- GIVEN REQUEST -
Please count the lines below that contain the word "total", and reply with that number alone.

Recorded data:
++++++++++

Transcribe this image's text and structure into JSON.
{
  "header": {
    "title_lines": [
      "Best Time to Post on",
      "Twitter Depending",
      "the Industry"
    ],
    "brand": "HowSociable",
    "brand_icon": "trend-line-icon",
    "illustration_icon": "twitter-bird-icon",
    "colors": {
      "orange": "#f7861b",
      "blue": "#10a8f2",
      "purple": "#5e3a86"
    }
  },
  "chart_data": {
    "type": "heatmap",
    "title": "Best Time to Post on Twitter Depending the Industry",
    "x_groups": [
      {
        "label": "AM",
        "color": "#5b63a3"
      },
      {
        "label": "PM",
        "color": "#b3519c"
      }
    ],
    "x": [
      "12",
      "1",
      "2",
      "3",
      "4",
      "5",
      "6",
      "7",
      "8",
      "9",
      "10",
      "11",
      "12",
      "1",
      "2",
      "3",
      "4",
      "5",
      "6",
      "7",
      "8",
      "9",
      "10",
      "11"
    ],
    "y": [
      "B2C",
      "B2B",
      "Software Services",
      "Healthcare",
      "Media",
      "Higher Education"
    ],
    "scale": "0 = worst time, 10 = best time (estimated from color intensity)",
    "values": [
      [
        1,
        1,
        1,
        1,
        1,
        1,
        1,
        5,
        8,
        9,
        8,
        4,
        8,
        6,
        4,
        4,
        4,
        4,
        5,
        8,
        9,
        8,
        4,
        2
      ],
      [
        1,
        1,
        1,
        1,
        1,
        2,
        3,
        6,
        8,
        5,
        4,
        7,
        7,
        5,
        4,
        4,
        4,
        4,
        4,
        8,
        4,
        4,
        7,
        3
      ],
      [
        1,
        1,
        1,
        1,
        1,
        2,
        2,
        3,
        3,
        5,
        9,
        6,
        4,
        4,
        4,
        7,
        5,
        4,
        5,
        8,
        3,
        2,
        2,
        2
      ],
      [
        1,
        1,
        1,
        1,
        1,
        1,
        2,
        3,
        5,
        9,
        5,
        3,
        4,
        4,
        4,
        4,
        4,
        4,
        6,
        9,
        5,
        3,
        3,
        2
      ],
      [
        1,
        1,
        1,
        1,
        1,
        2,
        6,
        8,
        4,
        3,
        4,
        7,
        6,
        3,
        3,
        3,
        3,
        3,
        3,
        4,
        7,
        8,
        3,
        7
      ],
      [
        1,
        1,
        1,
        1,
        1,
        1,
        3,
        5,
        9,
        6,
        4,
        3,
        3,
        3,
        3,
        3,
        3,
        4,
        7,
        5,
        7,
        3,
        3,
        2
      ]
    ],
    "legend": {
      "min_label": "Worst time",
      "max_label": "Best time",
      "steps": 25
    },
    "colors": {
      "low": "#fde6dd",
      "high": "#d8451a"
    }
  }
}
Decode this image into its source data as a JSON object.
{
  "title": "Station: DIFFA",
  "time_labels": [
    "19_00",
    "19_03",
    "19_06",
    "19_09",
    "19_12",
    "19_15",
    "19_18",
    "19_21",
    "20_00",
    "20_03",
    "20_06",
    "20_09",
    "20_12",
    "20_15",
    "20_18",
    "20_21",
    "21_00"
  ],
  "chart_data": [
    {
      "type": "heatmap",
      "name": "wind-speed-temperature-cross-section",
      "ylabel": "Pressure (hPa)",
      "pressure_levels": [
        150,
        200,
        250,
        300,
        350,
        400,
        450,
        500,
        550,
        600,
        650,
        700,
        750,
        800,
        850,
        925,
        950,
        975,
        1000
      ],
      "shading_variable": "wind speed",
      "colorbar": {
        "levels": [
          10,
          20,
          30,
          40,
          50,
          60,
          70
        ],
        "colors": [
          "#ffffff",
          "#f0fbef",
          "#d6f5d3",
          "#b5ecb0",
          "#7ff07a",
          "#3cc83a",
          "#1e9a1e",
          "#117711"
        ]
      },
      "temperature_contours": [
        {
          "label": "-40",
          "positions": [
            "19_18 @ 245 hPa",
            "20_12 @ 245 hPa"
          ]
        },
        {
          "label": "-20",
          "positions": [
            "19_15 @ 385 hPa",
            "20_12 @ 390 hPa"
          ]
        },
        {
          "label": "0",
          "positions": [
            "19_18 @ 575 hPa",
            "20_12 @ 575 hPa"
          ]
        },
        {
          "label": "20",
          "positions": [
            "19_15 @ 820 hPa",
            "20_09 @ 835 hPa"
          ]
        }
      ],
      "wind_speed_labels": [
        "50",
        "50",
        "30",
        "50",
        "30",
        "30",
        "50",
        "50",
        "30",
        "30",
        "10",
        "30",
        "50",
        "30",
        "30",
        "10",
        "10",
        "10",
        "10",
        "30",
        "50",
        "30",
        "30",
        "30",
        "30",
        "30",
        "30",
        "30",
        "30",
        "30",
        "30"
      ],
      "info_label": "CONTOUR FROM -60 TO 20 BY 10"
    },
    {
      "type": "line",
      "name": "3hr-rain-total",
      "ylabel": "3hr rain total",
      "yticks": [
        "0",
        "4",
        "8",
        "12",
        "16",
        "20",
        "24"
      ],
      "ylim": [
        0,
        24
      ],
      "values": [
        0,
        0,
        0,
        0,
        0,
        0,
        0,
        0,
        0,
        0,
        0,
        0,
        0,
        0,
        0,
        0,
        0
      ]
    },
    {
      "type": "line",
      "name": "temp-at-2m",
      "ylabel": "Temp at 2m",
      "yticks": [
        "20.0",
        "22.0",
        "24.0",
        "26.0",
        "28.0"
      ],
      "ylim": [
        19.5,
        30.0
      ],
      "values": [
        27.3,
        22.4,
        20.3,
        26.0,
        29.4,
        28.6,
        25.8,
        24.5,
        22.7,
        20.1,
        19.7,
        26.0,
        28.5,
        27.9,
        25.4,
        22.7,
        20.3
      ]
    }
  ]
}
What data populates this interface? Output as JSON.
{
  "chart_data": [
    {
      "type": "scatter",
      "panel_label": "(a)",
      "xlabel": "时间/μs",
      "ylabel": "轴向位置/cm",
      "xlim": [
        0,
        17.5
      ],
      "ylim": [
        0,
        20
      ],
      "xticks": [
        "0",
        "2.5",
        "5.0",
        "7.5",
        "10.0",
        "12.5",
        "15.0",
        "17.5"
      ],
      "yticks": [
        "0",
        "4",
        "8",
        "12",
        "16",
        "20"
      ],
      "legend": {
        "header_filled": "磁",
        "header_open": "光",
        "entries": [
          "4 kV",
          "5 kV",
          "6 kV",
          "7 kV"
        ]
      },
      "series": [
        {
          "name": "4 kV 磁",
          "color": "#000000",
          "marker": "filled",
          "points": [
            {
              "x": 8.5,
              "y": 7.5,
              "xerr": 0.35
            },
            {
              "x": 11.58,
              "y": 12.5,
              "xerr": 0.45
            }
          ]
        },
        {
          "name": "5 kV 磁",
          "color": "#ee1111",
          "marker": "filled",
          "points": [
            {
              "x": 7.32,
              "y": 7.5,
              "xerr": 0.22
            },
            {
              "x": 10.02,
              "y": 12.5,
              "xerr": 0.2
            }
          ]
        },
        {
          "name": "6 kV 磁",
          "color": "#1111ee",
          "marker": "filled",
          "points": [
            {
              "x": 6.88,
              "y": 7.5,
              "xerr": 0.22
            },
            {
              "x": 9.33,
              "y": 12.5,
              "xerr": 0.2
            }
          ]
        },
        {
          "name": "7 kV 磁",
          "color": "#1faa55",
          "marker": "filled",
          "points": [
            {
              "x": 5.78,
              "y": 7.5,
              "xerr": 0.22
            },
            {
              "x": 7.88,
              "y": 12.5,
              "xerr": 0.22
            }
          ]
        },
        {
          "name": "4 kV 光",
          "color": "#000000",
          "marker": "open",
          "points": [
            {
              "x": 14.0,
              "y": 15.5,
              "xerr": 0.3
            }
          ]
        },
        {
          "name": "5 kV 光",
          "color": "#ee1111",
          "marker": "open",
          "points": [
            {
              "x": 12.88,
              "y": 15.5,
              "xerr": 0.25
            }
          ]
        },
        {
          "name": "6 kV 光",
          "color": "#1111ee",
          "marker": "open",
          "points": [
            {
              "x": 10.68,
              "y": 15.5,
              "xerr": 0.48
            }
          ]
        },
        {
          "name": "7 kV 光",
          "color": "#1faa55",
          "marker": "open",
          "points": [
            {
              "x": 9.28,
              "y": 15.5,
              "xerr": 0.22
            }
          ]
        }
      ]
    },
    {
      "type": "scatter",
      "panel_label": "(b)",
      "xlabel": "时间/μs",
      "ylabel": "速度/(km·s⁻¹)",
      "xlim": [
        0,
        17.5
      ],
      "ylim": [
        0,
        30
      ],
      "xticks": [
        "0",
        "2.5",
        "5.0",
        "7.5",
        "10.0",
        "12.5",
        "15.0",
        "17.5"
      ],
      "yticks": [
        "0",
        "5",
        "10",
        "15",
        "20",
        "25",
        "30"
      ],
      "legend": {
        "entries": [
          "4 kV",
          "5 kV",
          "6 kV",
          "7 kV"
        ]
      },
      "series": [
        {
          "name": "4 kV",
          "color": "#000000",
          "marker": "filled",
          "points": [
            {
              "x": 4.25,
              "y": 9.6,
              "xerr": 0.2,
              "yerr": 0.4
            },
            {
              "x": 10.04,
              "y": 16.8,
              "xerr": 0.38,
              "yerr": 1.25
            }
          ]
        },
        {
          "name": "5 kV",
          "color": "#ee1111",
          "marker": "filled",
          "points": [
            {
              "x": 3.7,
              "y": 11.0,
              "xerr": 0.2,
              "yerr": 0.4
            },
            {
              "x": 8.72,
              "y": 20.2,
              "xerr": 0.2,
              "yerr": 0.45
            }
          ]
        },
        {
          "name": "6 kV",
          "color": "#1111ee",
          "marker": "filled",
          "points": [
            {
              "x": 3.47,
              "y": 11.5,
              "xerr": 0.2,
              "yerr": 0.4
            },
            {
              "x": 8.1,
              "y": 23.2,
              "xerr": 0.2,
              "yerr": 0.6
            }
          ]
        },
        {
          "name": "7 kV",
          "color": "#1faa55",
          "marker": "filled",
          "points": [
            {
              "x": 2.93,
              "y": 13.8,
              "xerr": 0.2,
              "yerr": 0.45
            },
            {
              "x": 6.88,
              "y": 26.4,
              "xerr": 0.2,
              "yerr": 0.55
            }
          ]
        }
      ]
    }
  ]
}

++++++++++

- WRITTEN ANSWER -
2